Find the string "name" and gather every line that holds it.

###

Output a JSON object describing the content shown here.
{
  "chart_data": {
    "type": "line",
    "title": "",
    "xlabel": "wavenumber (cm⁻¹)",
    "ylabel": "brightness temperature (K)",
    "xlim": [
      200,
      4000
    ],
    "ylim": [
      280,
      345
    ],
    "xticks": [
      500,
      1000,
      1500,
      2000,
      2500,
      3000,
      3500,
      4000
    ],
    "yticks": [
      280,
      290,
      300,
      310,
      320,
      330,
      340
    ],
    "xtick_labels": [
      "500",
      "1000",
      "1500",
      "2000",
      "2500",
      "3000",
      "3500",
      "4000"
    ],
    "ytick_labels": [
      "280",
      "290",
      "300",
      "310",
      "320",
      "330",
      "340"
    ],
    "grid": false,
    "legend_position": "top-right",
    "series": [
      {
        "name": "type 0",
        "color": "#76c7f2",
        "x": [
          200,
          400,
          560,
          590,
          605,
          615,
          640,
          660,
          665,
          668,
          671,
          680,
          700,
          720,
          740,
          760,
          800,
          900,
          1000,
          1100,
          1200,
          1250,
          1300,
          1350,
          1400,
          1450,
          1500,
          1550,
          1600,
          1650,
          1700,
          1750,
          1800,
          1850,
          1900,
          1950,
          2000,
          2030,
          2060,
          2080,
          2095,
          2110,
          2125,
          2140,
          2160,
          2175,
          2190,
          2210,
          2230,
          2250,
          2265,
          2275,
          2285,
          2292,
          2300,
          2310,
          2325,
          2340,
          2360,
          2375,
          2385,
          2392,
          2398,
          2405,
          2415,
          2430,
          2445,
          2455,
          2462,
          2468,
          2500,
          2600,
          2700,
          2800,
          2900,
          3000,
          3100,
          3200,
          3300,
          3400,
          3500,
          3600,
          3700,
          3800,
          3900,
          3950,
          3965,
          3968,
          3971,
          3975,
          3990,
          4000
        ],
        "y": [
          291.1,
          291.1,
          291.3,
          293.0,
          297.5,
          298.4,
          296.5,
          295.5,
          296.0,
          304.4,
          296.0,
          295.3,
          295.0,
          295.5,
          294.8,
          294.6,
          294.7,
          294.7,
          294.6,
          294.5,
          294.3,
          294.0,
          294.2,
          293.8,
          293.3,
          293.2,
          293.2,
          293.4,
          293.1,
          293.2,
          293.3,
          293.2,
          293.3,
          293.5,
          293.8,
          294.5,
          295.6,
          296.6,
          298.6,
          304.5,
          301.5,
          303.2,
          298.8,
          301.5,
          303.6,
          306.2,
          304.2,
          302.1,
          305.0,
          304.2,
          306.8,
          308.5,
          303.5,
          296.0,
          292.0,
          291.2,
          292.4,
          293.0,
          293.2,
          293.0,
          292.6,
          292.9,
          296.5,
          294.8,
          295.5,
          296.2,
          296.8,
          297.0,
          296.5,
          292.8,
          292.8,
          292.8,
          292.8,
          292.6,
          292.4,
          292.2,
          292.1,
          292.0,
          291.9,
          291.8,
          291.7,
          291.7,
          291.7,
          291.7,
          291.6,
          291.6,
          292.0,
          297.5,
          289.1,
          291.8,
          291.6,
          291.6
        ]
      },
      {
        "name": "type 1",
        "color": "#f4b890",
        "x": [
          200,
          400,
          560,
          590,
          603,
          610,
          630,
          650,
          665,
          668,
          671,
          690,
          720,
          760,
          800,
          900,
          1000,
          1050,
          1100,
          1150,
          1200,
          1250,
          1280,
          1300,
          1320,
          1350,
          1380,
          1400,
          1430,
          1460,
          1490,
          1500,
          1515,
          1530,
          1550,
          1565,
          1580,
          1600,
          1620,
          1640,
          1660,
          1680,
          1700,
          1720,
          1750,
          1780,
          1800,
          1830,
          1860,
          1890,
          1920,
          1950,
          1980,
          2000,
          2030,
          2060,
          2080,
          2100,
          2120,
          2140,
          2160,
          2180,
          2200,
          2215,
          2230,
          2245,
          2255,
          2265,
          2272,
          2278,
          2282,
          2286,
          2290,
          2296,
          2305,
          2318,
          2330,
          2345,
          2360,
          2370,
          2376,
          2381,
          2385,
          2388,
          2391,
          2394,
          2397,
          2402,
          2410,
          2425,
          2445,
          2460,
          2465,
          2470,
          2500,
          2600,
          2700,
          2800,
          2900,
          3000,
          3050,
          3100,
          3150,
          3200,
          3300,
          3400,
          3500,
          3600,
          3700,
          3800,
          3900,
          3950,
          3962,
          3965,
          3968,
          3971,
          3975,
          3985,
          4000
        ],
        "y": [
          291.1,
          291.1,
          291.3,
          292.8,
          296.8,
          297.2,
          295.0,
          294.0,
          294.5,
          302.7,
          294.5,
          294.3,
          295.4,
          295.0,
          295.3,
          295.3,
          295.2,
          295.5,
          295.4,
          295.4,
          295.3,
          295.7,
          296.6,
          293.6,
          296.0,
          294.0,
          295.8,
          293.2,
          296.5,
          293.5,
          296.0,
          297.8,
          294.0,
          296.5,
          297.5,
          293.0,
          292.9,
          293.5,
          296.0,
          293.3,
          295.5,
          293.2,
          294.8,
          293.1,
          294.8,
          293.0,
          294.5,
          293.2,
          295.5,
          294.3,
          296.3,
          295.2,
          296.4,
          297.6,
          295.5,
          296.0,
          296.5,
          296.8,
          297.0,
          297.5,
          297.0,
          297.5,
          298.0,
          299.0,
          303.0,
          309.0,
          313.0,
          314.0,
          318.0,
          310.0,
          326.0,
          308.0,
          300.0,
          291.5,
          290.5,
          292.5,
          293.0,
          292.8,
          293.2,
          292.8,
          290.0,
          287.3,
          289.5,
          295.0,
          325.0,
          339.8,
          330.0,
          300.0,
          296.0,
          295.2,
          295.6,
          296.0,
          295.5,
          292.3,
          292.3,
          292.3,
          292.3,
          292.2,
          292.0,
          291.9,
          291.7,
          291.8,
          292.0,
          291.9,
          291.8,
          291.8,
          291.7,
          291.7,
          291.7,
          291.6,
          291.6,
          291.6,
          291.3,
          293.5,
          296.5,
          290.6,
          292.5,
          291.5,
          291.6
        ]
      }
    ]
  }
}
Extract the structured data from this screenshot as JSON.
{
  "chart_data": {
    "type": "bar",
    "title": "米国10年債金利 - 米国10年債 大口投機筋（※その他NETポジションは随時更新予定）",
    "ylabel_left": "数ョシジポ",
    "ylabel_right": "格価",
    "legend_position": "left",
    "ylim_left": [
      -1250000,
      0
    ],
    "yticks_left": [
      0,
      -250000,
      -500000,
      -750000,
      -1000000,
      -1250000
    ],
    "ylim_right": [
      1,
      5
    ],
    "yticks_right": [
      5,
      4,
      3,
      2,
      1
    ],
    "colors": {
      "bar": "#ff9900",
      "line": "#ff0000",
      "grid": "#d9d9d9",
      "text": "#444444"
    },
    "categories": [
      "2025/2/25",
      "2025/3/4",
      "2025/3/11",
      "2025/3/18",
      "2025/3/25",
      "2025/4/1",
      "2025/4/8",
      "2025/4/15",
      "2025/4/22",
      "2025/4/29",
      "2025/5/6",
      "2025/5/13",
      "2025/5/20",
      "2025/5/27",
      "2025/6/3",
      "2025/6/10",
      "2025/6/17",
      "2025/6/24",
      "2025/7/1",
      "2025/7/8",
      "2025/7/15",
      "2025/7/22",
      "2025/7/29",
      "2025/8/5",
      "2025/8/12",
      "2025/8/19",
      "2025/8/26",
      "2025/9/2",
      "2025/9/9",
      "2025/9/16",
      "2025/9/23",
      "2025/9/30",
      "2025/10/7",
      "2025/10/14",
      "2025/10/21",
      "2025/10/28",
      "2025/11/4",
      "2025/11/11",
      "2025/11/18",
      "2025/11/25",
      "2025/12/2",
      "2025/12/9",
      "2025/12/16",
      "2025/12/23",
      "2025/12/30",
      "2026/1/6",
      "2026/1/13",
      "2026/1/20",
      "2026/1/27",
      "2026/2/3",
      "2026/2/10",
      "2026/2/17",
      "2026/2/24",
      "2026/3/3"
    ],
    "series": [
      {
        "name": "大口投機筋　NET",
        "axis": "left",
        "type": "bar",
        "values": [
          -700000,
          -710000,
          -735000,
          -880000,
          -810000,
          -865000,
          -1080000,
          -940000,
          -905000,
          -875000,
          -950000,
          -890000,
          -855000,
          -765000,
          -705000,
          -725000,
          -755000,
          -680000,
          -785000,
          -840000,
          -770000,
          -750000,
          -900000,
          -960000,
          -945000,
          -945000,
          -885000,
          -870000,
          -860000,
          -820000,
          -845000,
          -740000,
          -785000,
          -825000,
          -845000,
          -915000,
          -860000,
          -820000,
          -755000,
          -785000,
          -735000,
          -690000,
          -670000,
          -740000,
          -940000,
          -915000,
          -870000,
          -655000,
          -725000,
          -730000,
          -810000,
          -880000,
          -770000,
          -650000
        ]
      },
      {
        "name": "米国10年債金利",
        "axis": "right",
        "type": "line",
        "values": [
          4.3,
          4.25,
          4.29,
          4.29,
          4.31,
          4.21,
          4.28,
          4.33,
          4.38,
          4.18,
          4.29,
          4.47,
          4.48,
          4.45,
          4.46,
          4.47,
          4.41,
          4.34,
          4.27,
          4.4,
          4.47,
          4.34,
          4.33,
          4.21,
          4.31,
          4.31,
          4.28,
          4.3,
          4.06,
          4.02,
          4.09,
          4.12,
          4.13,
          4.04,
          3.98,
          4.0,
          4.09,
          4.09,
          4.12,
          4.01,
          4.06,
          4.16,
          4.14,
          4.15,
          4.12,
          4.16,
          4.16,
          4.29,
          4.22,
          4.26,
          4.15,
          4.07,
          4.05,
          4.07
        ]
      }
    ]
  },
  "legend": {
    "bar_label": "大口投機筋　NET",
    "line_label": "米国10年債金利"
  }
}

###

### [Exercise response]
        "name": "type 0",
        "name": "type 1",
        "name": "大口投機筋　NET",
        "name": "米国10年債金利",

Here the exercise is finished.